**Challenge:** Copy every entry word for word, but skip the pictures.

**Data listing:**
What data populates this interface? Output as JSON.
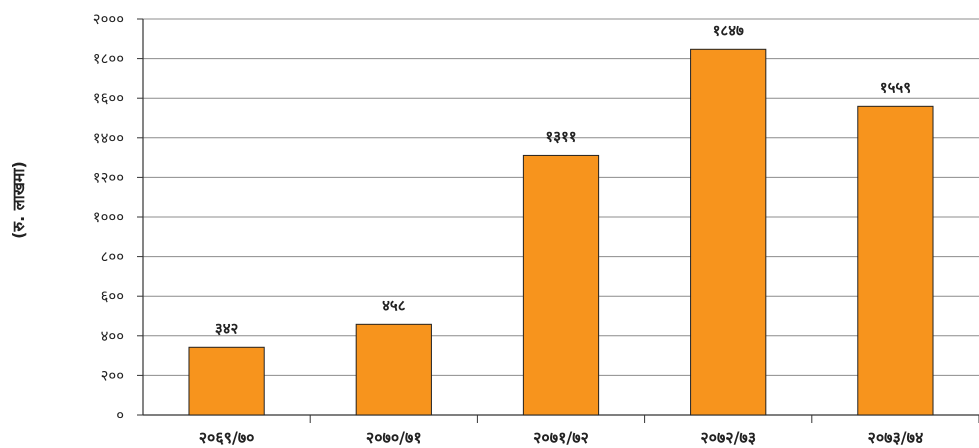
{
  "chart_data": {
    "type": "bar",
    "categories": [
      "२०६९/७०",
      "२०७०/७१",
      "२०७१/७२",
      "२०७२/७३",
      "२०७३/७४"
    ],
    "values": [
      342,
      458,
      1311,
      1847,
      1559
    ],
    "value_labels": [
      "३४२",
      "४५८",
      "१३११",
      "१८४७",
      "१५५९"
    ],
    "yticks": [
      0,
      200,
      400,
      600,
      800,
      1000,
      1200,
      1400,
      1600,
      1800,
      2000
    ],
    "ytick_labels": [
      "०",
      "२००",
      "४००",
      "६००",
      "८००",
      "१०००",
      "१२००",
      "१४००",
      "१६००",
      "१८००",
      "२०००"
    ],
    "ylim": [
      0,
      2000
    ],
    "ylabel": "(रु. लाखमा)",
    "xlabel": "",
    "title": "",
    "grid": true,
    "bar_color": "#F7941D",
    "bar_edge_color": "#222222"
  }
}
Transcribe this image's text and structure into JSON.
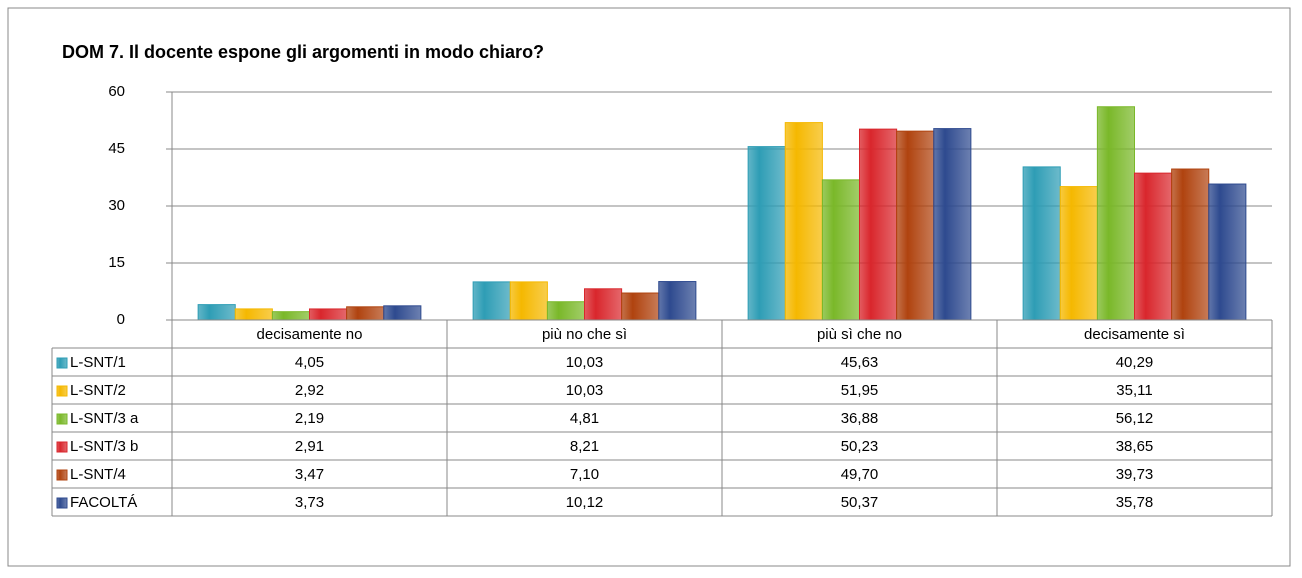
{
  "chart_data": {
    "type": "bar",
    "title": "DOM 7. Il docente espone gli argomenti in modo chiaro?",
    "categories": [
      "decisamente no",
      "più no che sì",
      "più sì che no",
      "decisamente sì"
    ],
    "ylim": [
      0,
      60
    ],
    "yticks": [
      0,
      15,
      30,
      45,
      60
    ],
    "grid": true,
    "series": [
      {
        "name": "L-SNT/1",
        "color": "#2e9db5",
        "values": [
          4.05,
          10.03,
          45.63,
          40.29
        ],
        "value_labels": [
          "4,05",
          "10,03",
          "45,63",
          "40,29"
        ]
      },
      {
        "name": "L-SNT/2",
        "color": "#f5b800",
        "values": [
          2.92,
          10.03,
          51.95,
          35.11
        ],
        "value_labels": [
          "2,92",
          "10,03",
          "51,95",
          "35,11"
        ]
      },
      {
        "name": "L-SNT/3 a",
        "color": "#7ab829",
        "values": [
          2.19,
          4.81,
          36.88,
          56.12
        ],
        "value_labels": [
          "2,19",
          "4,81",
          "36,88",
          "56,12"
        ]
      },
      {
        "name": "L-SNT/3 b",
        "color": "#d9262c",
        "values": [
          2.91,
          8.21,
          50.23,
          38.65
        ],
        "value_labels": [
          "2,91",
          "8,21",
          "50,23",
          "38,65"
        ]
      },
      {
        "name": "L-SNT/4",
        "color": "#b0430f",
        "values": [
          3.47,
          7.1,
          49.7,
          39.73
        ],
        "value_labels": [
          "3,47",
          "7,10",
          "49,70",
          "39,73"
        ]
      },
      {
        "name": "FACOLTÁ",
        "color": "#2e4a8f",
        "values": [
          3.73,
          10.12,
          50.37,
          35.78
        ],
        "value_labels": [
          "3,73",
          "10,12",
          "50,37",
          "35,78"
        ]
      }
    ]
  }
}
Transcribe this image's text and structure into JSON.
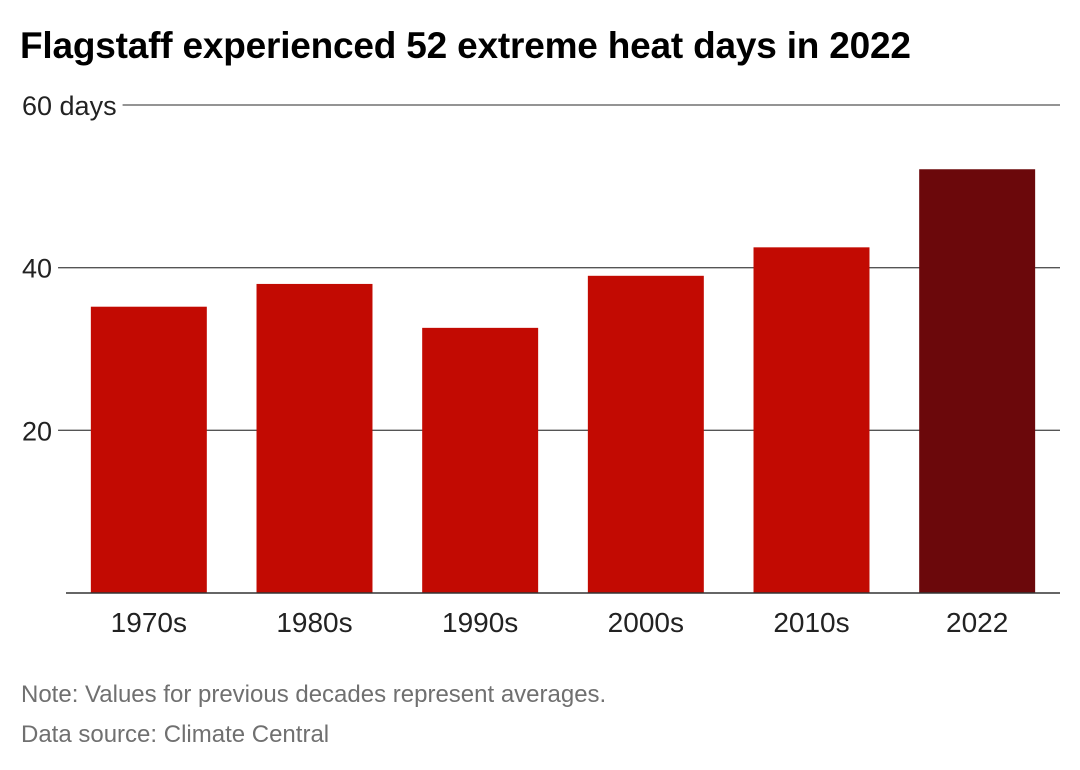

**Answer to this problem:**
What data populates this interface? Output as JSON.
{
  "chart_data": {
    "type": "bar",
    "categories": [
      "२०६९/७०",
      "२०७०/७१",
      "२०७१/७२",
      "२०७२/७३",
      "२०७३/७४"
    ],
    "values": [
      342,
      458,
      1311,
      1847,
      1559
    ],
    "value_labels": [
      "३४२",
      "४५८",
      "१३११",
      "१८४७",
      "१५५९"
    ],
    "yticks": [
      0,
      200,
      400,
      600,
      800,
      1000,
      1200,
      1400,
      1600,
      1800,
      2000
    ],
    "ytick_labels": [
      "०",
      "२००",
      "४००",
      "६००",
      "८००",
      "१०००",
      "१२००",
      "१४००",
      "१६००",
      "१८००",
      "२०००"
    ],
    "ylim": [
      0,
      2000
    ],
    "ylabel": "(रु. लाखमा)",
    "xlabel": "",
    "title": "",
    "grid": true,
    "bar_color": "#F7941D",
    "bar_edge_color": "#222222"
  }
}
Transcribe this image's text and structure into JSON.
{
  "chart_data": {
    "type": "bar",
    "title": "DOM 7. Il docente espone gli argomenti in modo chiaro?",
    "categories": [
      "decisamente no",
      "più no che sì",
      "più sì che no",
      "decisamente sì"
    ],
    "ylim": [
      0,
      60
    ],
    "yticks": [
      0,
      15,
      30,
      45,
      60
    ],
    "grid": true,
    "series": [
      {
        "name": "L-SNT/1",
        "color": "#2e9db5",
        "values": [
          4.05,
          10.03,
          45.63,
          40.29
        ],
        "value_labels": [
          "4,05",
          "10,03",
          "45,63",
          "40,29"
        ]
      },
      {
        "name": "L-SNT/2",
        "color": "#f5b800",
        "values": [
          2.92,
          10.03,
          51.95,
          35.11
        ],
        "value_labels": [
          "2,92",
          "10,03",
          "51,95",
          "35,11"
        ]
      },
      {
        "name": "L-SNT/3 a",
        "color": "#7ab829",
        "values": [
          2.19,
          4.81,
          36.88,
          56.12
        ],
        "value_labels": [
          "2,19",
          "4,81",
          "36,88",
          "56,12"
        ]
      },
      {
        "name": "L-SNT/3 b",
        "color": "#d9262c",
        "values": [
          2.91,
          8.21,
          50.23,
          38.65
        ],
        "value_labels": [
          "2,91",
          "8,21",
          "50,23",
          "38,65"
        ]
      },
      {
        "name": "L-SNT/4",
        "color": "#b0430f",
        "values": [
          3.47,
          7.1,
          49.7,
          39.73
        ],
        "value_labels": [
          "3,47",
          "7,10",
          "49,70",
          "39,73"
        ]
      },
      {
        "name": "FACOLTÁ",
        "color": "#2e4a8f",
        "values": [
          3.73,
          10.12,
          50.37,
          35.78
        ],
        "value_labels": [
          "3,73",
          "10,12",
          "50,37",
          "35,78"
        ]
      }
    ]
  }
}
Transcribe this image's text and structure into JSON.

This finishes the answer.